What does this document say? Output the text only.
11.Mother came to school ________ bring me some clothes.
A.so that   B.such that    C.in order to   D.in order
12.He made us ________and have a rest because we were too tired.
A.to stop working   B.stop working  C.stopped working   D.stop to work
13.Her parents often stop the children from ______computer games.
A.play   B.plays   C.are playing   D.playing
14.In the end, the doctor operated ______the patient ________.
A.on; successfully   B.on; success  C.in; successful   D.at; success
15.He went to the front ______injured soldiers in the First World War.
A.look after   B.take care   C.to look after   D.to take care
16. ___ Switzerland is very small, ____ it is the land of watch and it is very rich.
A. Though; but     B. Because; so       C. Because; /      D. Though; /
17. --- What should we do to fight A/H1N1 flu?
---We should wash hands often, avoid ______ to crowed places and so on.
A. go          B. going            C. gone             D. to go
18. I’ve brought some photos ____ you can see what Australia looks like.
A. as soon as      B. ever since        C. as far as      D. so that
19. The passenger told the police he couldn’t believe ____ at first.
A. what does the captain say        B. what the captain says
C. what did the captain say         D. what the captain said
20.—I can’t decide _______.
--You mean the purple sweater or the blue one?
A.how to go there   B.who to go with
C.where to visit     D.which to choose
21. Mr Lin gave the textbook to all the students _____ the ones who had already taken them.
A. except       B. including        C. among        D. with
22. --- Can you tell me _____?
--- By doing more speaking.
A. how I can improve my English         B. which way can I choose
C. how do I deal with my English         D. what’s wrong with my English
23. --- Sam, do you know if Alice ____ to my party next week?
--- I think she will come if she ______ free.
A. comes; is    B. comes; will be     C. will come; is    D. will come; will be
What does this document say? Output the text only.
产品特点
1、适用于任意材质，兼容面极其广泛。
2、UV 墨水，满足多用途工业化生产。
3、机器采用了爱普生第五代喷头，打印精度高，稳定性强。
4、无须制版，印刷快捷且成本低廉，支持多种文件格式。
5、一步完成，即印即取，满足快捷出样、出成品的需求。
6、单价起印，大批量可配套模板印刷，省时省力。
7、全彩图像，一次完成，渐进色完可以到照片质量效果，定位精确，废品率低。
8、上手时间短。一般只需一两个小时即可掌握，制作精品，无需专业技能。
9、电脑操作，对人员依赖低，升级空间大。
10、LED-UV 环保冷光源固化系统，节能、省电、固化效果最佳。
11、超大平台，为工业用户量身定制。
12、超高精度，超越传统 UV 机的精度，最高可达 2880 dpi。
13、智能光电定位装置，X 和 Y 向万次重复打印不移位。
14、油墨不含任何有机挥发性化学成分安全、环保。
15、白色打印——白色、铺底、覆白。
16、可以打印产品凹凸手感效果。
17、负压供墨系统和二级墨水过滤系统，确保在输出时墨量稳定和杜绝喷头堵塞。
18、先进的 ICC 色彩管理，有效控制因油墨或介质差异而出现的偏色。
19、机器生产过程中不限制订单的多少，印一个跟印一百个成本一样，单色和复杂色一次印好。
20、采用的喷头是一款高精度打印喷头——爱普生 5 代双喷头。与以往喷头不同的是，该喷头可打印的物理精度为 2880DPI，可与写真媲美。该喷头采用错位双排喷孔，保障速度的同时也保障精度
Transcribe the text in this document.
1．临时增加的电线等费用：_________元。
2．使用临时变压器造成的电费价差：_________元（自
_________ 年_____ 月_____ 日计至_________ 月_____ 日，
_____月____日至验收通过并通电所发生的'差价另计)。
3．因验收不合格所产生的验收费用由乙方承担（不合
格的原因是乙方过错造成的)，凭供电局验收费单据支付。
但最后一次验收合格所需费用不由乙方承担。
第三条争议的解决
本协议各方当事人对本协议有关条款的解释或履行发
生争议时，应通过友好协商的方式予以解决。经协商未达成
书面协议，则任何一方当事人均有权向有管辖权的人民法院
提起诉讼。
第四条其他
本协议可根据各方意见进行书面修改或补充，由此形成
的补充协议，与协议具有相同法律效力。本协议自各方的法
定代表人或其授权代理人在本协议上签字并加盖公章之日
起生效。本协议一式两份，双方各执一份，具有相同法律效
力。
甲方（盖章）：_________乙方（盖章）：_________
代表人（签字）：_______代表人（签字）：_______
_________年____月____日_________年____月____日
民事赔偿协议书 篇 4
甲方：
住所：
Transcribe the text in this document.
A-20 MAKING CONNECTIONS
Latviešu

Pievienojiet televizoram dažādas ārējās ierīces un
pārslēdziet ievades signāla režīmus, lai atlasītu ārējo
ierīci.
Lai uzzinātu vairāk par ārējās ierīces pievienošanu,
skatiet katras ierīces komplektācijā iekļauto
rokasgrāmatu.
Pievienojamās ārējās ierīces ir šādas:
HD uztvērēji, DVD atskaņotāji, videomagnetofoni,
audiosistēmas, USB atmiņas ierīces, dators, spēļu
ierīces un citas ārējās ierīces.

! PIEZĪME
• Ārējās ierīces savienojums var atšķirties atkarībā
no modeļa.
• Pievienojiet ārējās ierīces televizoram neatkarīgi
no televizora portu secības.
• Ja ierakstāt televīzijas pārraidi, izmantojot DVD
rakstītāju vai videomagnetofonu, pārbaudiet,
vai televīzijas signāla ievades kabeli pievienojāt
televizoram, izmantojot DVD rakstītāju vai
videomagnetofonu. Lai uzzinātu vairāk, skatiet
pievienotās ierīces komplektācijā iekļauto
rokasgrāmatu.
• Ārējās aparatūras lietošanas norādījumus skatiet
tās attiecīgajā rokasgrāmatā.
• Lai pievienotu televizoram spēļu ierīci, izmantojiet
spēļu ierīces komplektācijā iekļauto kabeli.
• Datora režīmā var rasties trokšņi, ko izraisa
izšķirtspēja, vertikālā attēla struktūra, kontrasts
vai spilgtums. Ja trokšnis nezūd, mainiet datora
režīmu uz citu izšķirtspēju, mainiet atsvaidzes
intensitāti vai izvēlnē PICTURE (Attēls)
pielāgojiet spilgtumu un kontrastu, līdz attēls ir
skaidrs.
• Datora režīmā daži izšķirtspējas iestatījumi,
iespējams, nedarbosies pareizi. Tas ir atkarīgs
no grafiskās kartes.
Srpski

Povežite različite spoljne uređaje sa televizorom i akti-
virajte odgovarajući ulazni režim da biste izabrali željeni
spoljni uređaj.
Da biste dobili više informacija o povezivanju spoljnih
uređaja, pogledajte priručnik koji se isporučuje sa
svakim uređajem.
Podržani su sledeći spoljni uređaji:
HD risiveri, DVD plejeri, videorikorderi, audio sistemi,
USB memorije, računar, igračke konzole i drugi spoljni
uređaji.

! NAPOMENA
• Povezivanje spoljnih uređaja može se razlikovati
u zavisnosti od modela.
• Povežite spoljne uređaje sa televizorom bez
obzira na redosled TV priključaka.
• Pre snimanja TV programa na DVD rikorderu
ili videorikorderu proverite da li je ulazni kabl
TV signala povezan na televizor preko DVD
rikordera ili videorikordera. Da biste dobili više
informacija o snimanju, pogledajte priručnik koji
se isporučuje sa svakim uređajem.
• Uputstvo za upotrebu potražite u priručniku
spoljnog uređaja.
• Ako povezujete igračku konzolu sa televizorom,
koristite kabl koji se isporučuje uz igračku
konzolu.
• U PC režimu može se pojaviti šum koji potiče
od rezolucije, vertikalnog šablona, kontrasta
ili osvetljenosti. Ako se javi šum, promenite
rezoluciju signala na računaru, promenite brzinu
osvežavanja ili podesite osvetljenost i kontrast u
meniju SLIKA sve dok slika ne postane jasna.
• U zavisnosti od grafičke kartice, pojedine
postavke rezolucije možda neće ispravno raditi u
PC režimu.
----
*STATED TASK:* Where a line holds "biste", copy that line.

*COMPLETED TASK:*
virajte odgovarajući ulazni režim da biste izabrali željeni
Da biste dobili više informacija o povezivanju spoljnih
rikordera ili videorikordera. Da biste dobili više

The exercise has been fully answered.